*** MATERIAL FOR THIS EXERCISE Section Begins ***

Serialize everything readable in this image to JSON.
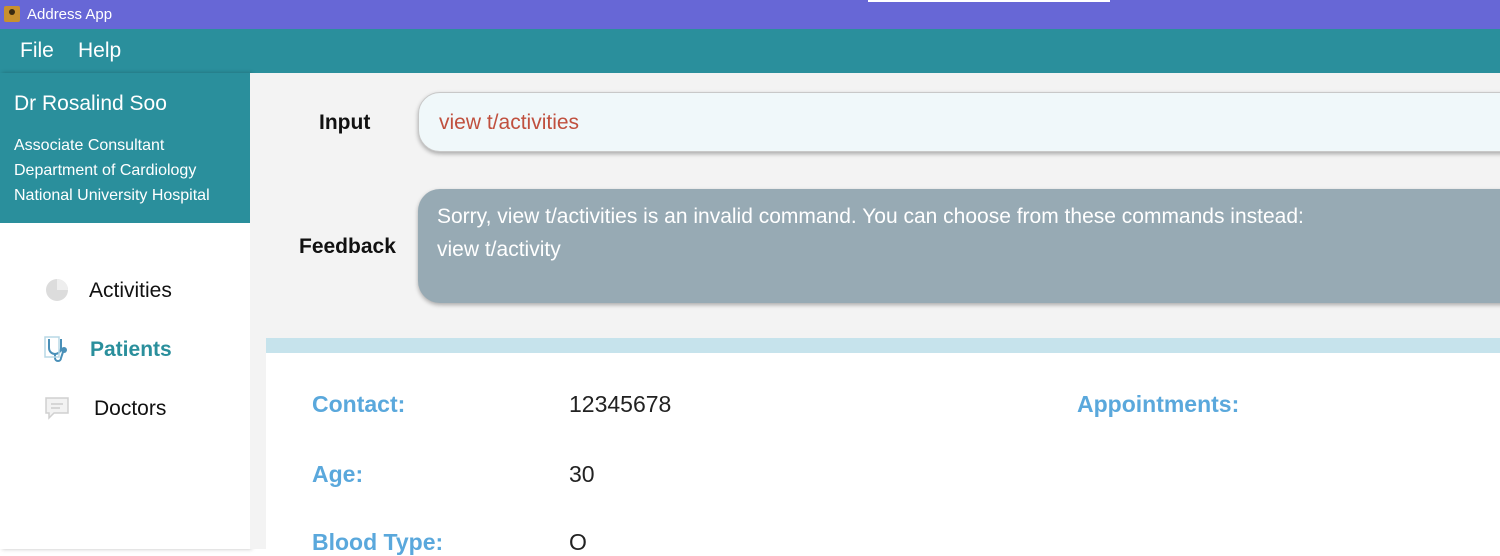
{
  "window": {
    "title": "Address App"
  },
  "menu": {
    "items": [
      "File",
      "Help"
    ]
  },
  "profile": {
    "name": "Dr Rosalind Soo",
    "lines": [
      "Associate Consultant",
      "Department of Cardiology",
      "National University Hospital"
    ]
  },
  "nav": {
    "items": [
      {
        "label": "Activities",
        "icon": "pie-chart-icon",
        "active": false
      },
      {
        "label": "Patients",
        "icon": "stethoscope-icon",
        "active": true
      },
      {
        "label": "Doctors",
        "icon": "chat-icon",
        "active": false
      }
    ]
  },
  "command": {
    "label": "Input",
    "value": "view t/activities"
  },
  "feedback": {
    "label": "Feedback",
    "lines": [
      "Sorry, view t/activities is an invalid command. You can choose from these commands instead:",
      "view t/activity"
    ]
  },
  "details": {
    "contact_label": "Contact:",
    "contact_value": "12345678",
    "age_label": "Age:",
    "age_value": "30",
    "blood_label": "Blood Type:",
    "blood_value": "O",
    "appointments_label": "Appointments:"
  },
  "colors": {
    "titlebar": "#6767d6",
    "accent": "#2a8f9c",
    "feedback_bg": "#97aab4",
    "label_blue": "#5aa8dc",
    "command_text": "#c0503e"
  }
}
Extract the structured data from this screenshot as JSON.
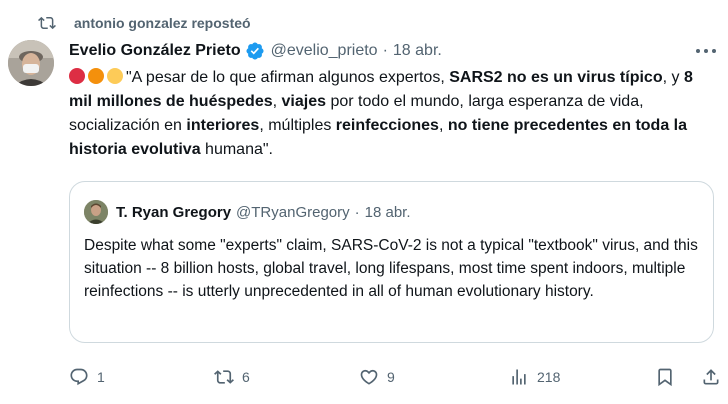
{
  "repost": {
    "text": "antonio gonzalez reposteó"
  },
  "author": {
    "name": "Evelio González Prieto",
    "handle": "@evelio_prieto",
    "separator": "·",
    "date": "18 abr."
  },
  "tweet": {
    "segments": [
      {
        "text": "\"A pesar de lo que afirman algunos expertos, ",
        "bold": false
      },
      {
        "text": "SARS2 no es un virus típico",
        "bold": true
      },
      {
        "text": ", y ",
        "bold": false
      },
      {
        "text": "8 mil millones de huéspedes",
        "bold": true
      },
      {
        "text": ", ",
        "bold": false
      },
      {
        "text": "viajes",
        "bold": true
      },
      {
        "text": " por todo el mundo, larga esperanza de vida, socialización en ",
        "bold": false
      },
      {
        "text": "interiores",
        "bold": true
      },
      {
        "text": ", múltiples ",
        "bold": false
      },
      {
        "text": "reinfecciones",
        "bold": true
      },
      {
        "text": ", ",
        "bold": false
      },
      {
        "text": "no tiene precedentes en toda la historia evolutiva",
        "bold": true
      },
      {
        "text": " humana\".",
        "bold": false
      }
    ],
    "emoji_colors": [
      "#dd2e44",
      "#f4900c",
      "#fdcb58"
    ]
  },
  "quote": {
    "name": "T. Ryan Gregory",
    "handle": "@TRyanGregory",
    "separator": "·",
    "date": "18 abr.",
    "text": "Despite what some \"experts\" claim, SARS-CoV-2 is not a typical \"textbook\" virus, and this situation -- 8 billion hosts, global travel, long lifespans, most time spent indoors, multiple reinfections -- is utterly unprecedented in all of human evolutionary history."
  },
  "actions": {
    "replies": "1",
    "reposts": "6",
    "likes": "9",
    "views": "218"
  },
  "icons": {
    "repost": "repost-icon",
    "verified": "verified-badge-icon",
    "more": "more-icon",
    "reply": "reply-icon",
    "like": "heart-icon",
    "views": "views-icon",
    "bookmark": "bookmark-icon",
    "share": "share-icon"
  },
  "colors": {
    "text": "#0f1419",
    "secondary": "#536471",
    "verified": "#1d9bf0",
    "border": "#cfd9de"
  }
}
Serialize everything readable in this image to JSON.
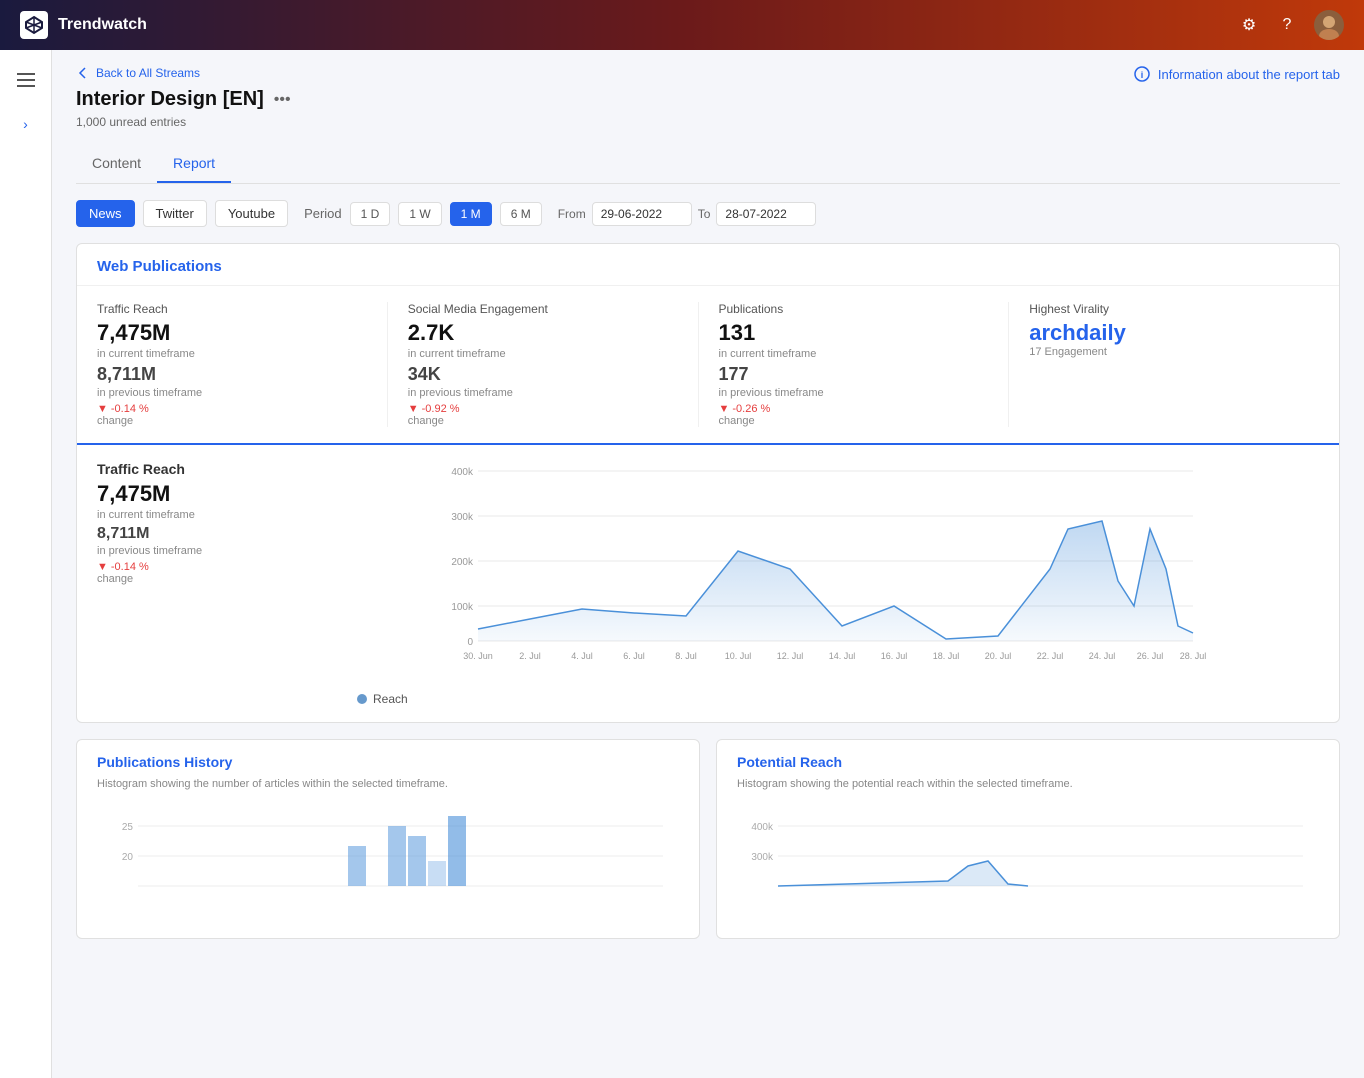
{
  "header": {
    "title": "Trendwatch",
    "settings_label": "settings",
    "help_label": "help",
    "avatar_label": "user avatar"
  },
  "sidebar": {
    "menu_icon": "≡",
    "expand_icon": "›"
  },
  "breadcrumb": {
    "label": "Back to All Streams"
  },
  "page": {
    "title": "Interior Design [EN]",
    "unread": "1,000 unread entries",
    "info_link": "Information about the report tab"
  },
  "tabs": [
    {
      "label": "Content",
      "active": false
    },
    {
      "label": "Report",
      "active": true
    }
  ],
  "filter": {
    "sources": [
      {
        "label": "News",
        "active": true
      },
      {
        "label": "Twitter",
        "active": false
      },
      {
        "label": "Youtube",
        "active": false
      }
    ],
    "period_label": "Period",
    "periods": [
      {
        "label": "1 D",
        "active": false
      },
      {
        "label": "1 W",
        "active": false
      },
      {
        "label": "1 M",
        "active": true
      },
      {
        "label": "6 M",
        "active": false
      }
    ],
    "from_label": "From",
    "to_label": "To",
    "from_date": "29-06-2022",
    "to_date": "28-07-2022"
  },
  "web_publications": {
    "section_title": "Web Publications",
    "stats": [
      {
        "label": "Traffic Reach",
        "value": "7,475M",
        "current_label": "in current timeframe",
        "prev_value": "8,711M",
        "prev_label": "in previous timeframe",
        "change": "-0.14 %",
        "change_label": "change"
      },
      {
        "label": "Social Media Engagement",
        "value": "2.7K",
        "current_label": "in current timeframe",
        "prev_value": "34K",
        "prev_label": "in previous timeframe",
        "change": "-0.92 %",
        "change_label": "change"
      },
      {
        "label": "Publications",
        "value": "131",
        "current_label": "in current timeframe",
        "prev_value": "177",
        "prev_label": "in previous timeframe",
        "change": "-0.26 %",
        "change_label": "change"
      },
      {
        "label": "Highest Virality",
        "value": "archdaily",
        "engagement": "17 Engagement"
      }
    ]
  },
  "traffic_chart": {
    "title": "Traffic Reach",
    "value": "7,475M",
    "current_label": "in current timeframe",
    "prev_value": "8,711M",
    "prev_label": "in previous timeframe",
    "change": "-0.14 %",
    "change_label": "change",
    "y_labels": [
      "400k",
      "300k",
      "200k",
      "100k",
      "0"
    ],
    "x_labels": [
      "30. Jun",
      "2. Jul",
      "4. Jul",
      "6. Jul",
      "8. Jul",
      "10. Jul",
      "12. Jul",
      "14. Jul",
      "16. Jul",
      "18. Jul",
      "20. Jul",
      "22. Jul",
      "24. Jul",
      "26. Jul",
      "28. Jul"
    ],
    "legend_reach": "Reach"
  },
  "publications_history": {
    "title": "Publications History",
    "description": "Histogram showing the number of articles within the selected timeframe.",
    "y_labels": [
      "25",
      "20"
    ]
  },
  "potential_reach": {
    "title": "Potential Reach",
    "description": "Histogram showing the potential reach within the selected timeframe.",
    "y_labels": [
      "400k",
      "300k"
    ]
  }
}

*** MATERIAL FOR THIS EXERCISE Section Ends ***

Where the material contains a line with "showing", return that line.

    "description": "Histogram showing the number of articles within the selected timeframe.",
    "description": "Histogram showing the potential reach within the selected timeframe.",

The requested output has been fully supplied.